** PROBLEM TO WORK ON **
Using the records below, report how many lines hold "JSON", with no extra text.

──────

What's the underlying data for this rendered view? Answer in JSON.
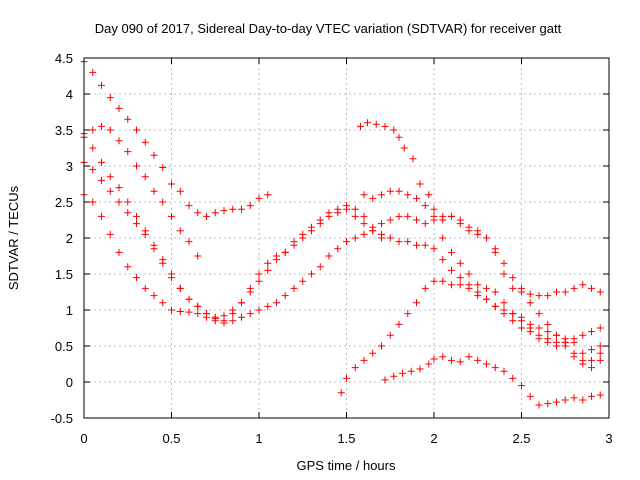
{
  "chart_data": {
    "type": "scatter",
    "title": "Day 090 of 2017, Sidereal Day-to-day VTEC variation (SDTVAR) for receiver gatt",
    "xlabel": "GPS time / hours",
    "ylabel": "SDTVAR / TECUs",
    "xlim": [
      0,
      3
    ],
    "ylim": [
      -0.5,
      4.5
    ],
    "xticks": [
      0,
      0.5,
      1,
      1.5,
      2,
      2.5,
      3
    ],
    "xtick_labels": [
      "0",
      "0.5",
      "1",
      "1.5",
      "2",
      "2.5",
      "3"
    ],
    "yticks": [
      -0.5,
      0,
      0.5,
      1,
      1.5,
      2,
      2.5,
      3,
      3.5,
      4,
      4.5
    ],
    "ytick_labels": [
      "-0.5",
      "0",
      "0.5",
      "1",
      "1.5",
      "2",
      "2.5",
      "3",
      "3.5",
      "4",
      "4.5"
    ],
    "grid": true,
    "marker": "+",
    "color": "#ff0000",
    "series": [
      {
        "name": "s1",
        "x": [
          0.0,
          0.05,
          0.1,
          0.15,
          0.2,
          0.25,
          0.3,
          0.35,
          0.4,
          0.45,
          0.5,
          0.55,
          0.6,
          0.65,
          0.7,
          0.75,
          0.8,
          0.85,
          0.9,
          0.95,
          1.0,
          1.05
        ],
        "y": [
          4.45,
          4.3,
          4.12,
          3.95,
          3.8,
          3.65,
          3.5,
          3.33,
          3.15,
          2.98,
          2.75,
          2.65,
          2.45,
          2.35,
          2.3,
          2.35,
          2.38,
          2.4,
          2.4,
          2.45,
          2.55,
          2.6
        ]
      },
      {
        "name": "s2",
        "x": [
          0.0,
          0.05,
          0.1,
          0.15,
          0.2,
          0.25,
          0.3,
          0.35,
          0.4,
          0.45,
          0.5,
          0.55,
          0.6,
          0.65
        ],
        "y": [
          3.45,
          3.5,
          3.55,
          3.5,
          3.35,
          3.2,
          3.0,
          2.85,
          2.65,
          2.5,
          2.3,
          2.1,
          1.95,
          1.75
        ]
      },
      {
        "name": "s3",
        "x": [
          0.0,
          0.05,
          0.1,
          0.15,
          0.2,
          0.25,
          0.3,
          0.35,
          0.4,
          0.45,
          0.5,
          0.55,
          0.6,
          0.65,
          0.7,
          0.75,
          0.8,
          0.85,
          0.9,
          0.95,
          1.0,
          1.05,
          1.1,
          1.15,
          1.2,
          1.25,
          1.3,
          1.35,
          1.4,
          1.45,
          1.5,
          1.55,
          1.6,
          1.65,
          1.7
        ],
        "y": [
          3.4,
          3.25,
          3.05,
          2.85,
          2.7,
          2.5,
          2.3,
          2.1,
          1.9,
          1.7,
          1.5,
          1.3,
          1.15,
          1.05,
          0.95,
          0.9,
          0.92,
          1.0,
          1.1,
          1.3,
          1.5,
          1.65,
          1.75,
          1.8,
          1.9,
          2.0,
          2.1,
          2.2,
          2.3,
          2.35,
          2.4,
          2.3,
          2.2,
          2.1,
          2.0
        ]
      },
      {
        "name": "s4",
        "x": [
          0.0,
          0.05,
          0.1,
          0.15,
          0.2,
          0.25,
          0.3,
          0.35,
          0.4,
          0.45,
          0.5,
          0.55,
          0.6,
          0.65,
          0.7,
          0.75,
          0.8,
          0.85,
          0.9,
          0.95,
          1.0,
          1.05,
          1.1,
          1.15,
          1.2,
          1.25,
          1.3,
          1.35,
          1.4,
          1.45,
          1.5,
          1.55,
          1.6,
          1.65,
          1.7,
          1.75,
          1.8,
          1.85,
          1.9,
          1.95,
          2.0,
          2.05,
          2.1,
          2.15,
          2.2,
          2.25,
          2.3,
          2.35,
          2.4,
          2.45,
          2.5,
          2.55,
          2.6,
          2.65,
          2.7,
          2.75,
          2.8,
          2.85,
          2.9,
          2.95
        ],
        "y": [
          3.05,
          2.95,
          2.8,
          2.65,
          2.5,
          2.35,
          2.2,
          2.05,
          1.85,
          1.65,
          1.45,
          1.3,
          1.15,
          1.05,
          0.95,
          0.88,
          0.85,
          0.95,
          1.1,
          1.25,
          1.4,
          1.55,
          1.7,
          1.8,
          1.95,
          2.05,
          2.15,
          2.25,
          2.35,
          2.4,
          2.45,
          2.4,
          2.3,
          2.15,
          2.05,
          2.0,
          1.95,
          1.95,
          1.9,
          1.9,
          1.85,
          1.7,
          1.55,
          1.45,
          1.35,
          1.25,
          1.15,
          1.05,
          0.95,
          0.85,
          0.75,
          0.7,
          0.6,
          0.55,
          0.5,
          0.55,
          0.6,
          0.65,
          0.7,
          0.75
        ]
      },
      {
        "name": "s5",
        "x": [
          0.0,
          0.05,
          0.1,
          0.15,
          0.2,
          0.25,
          0.3,
          0.35,
          0.4,
          0.45,
          0.5,
          0.55,
          0.6,
          0.65,
          0.7,
          0.75,
          0.8,
          0.85,
          0.9,
          0.95,
          1.0,
          1.05,
          1.1,
          1.15,
          1.2,
          1.25,
          1.3,
          1.35,
          1.4,
          1.45,
          1.5,
          1.55,
          1.6,
          1.65,
          1.7,
          1.75,
          1.8,
          1.85,
          1.9,
          1.95,
          2.0,
          2.05,
          2.1,
          2.15,
          2.2,
          2.25,
          2.3,
          2.35,
          2.4,
          2.45,
          2.5,
          2.55,
          2.6,
          2.65,
          2.7,
          2.75,
          2.8,
          2.85,
          2.9,
          2.95
        ],
        "y": [
          2.6,
          2.5,
          2.3,
          2.05,
          1.8,
          1.6,
          1.45,
          1.3,
          1.2,
          1.1,
          1.0,
          0.98,
          0.97,
          0.95,
          0.9,
          0.85,
          0.82,
          0.85,
          0.9,
          0.95,
          1.0,
          1.05,
          1.1,
          1.2,
          1.3,
          1.4,
          1.5,
          1.6,
          1.75,
          1.85,
          1.95,
          2.0,
          2.05,
          2.1,
          2.2,
          2.25,
          2.3,
          2.3,
          2.25,
          2.2,
          2.25,
          2.3,
          2.3,
          2.2,
          2.1,
          2.05,
          2.0,
          1.85,
          1.65,
          1.45,
          1.3,
          1.1,
          0.95,
          0.8,
          0.65,
          0.55,
          0.4,
          0.3,
          0.3,
          0.4
        ]
      },
      {
        "name": "s6",
        "x": [
          1.58,
          1.62,
          1.67,
          1.72,
          1.77,
          1.8,
          1.83,
          1.88,
          1.92,
          1.97,
          2.0,
          2.05,
          2.1,
          2.15,
          2.2,
          2.25,
          2.3,
          2.35,
          2.4,
          2.45,
          2.5,
          2.55,
          2.6,
          2.65,
          2.7,
          2.75,
          2.8,
          2.85,
          2.9,
          2.95
        ],
        "y": [
          3.55,
          3.6,
          3.58,
          3.55,
          3.5,
          3.4,
          3.25,
          3.1,
          2.75,
          2.6,
          2.4,
          2.0,
          1.8,
          1.65,
          1.5,
          1.35,
          1.3,
          1.25,
          1.1,
          0.95,
          0.85,
          0.75,
          0.65,
          0.6,
          0.55,
          0.5,
          0.35,
          0.25,
          0.2,
          0.3
        ]
      },
      {
        "name": "s7",
        "x": [
          1.6,
          1.65,
          1.7,
          1.75,
          1.8,
          1.85,
          1.9,
          1.95,
          2.0,
          2.05,
          2.1,
          2.15,
          2.2,
          2.25,
          2.3,
          2.35,
          2.4,
          2.45,
          2.5,
          2.55,
          2.6,
          2.65,
          2.7,
          2.75,
          2.8,
          2.85,
          2.9,
          2.95
        ],
        "y": [
          2.6,
          2.55,
          2.6,
          2.65,
          2.65,
          2.6,
          2.55,
          2.45,
          2.3,
          2.25,
          2.3,
          2.25,
          2.15,
          2.1,
          2.0,
          1.8,
          1.5,
          1.3,
          1.25,
          1.22,
          1.2,
          1.2,
          1.25,
          1.25,
          1.3,
          1.35,
          1.3,
          1.25
        ]
      },
      {
        "name": "s8",
        "x": [
          1.47,
          1.5,
          1.55,
          1.6,
          1.65,
          1.7,
          1.75,
          1.8,
          1.85,
          1.9,
          1.95,
          2.0,
          2.05,
          2.1,
          2.15,
          2.2,
          2.25,
          2.3,
          2.35,
          2.4,
          2.45,
          2.5,
          2.55,
          2.6,
          2.65,
          2.7,
          2.75,
          2.8,
          2.85,
          2.9,
          2.95
        ],
        "y": [
          -0.15,
          0.05,
          0.2,
          0.3,
          0.4,
          0.5,
          0.65,
          0.8,
          0.95,
          1.1,
          1.3,
          1.4,
          1.4,
          1.35,
          1.35,
          1.3,
          1.2,
          1.15,
          1.05,
          1.0,
          0.95,
          0.9,
          0.8,
          0.75,
          0.7,
          0.65,
          0.6,
          0.55,
          0.4,
          0.45,
          0.5
        ]
      },
      {
        "name": "s9",
        "x": [
          1.72,
          1.77,
          1.82,
          1.87,
          1.92,
          1.97,
          2.0,
          2.05,
          2.1,
          2.15,
          2.2,
          2.25,
          2.3,
          2.35,
          2.4,
          2.45,
          2.5,
          2.55,
          2.6,
          2.65,
          2.7,
          2.75,
          2.8,
          2.85,
          2.9,
          2.95
        ],
        "y": [
          0.03,
          0.08,
          0.12,
          0.15,
          0.18,
          0.25,
          0.32,
          0.35,
          0.3,
          0.28,
          0.35,
          0.3,
          0.25,
          0.2,
          0.15,
          0.05,
          -0.05,
          -0.2,
          -0.32,
          -0.3,
          -0.28,
          -0.25,
          -0.22,
          -0.25,
          -0.2,
          -0.18
        ]
      }
    ]
  }
}
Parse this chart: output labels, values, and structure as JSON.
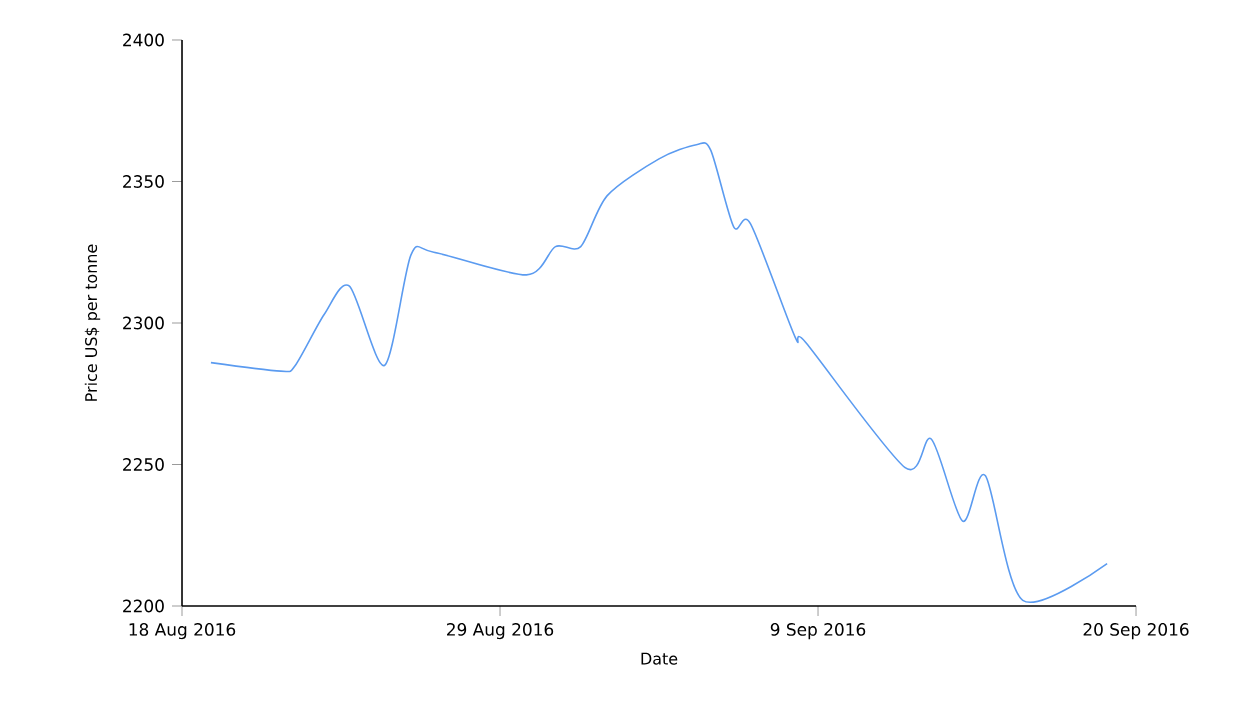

──────

** OUTPUT OF THE TASK **
2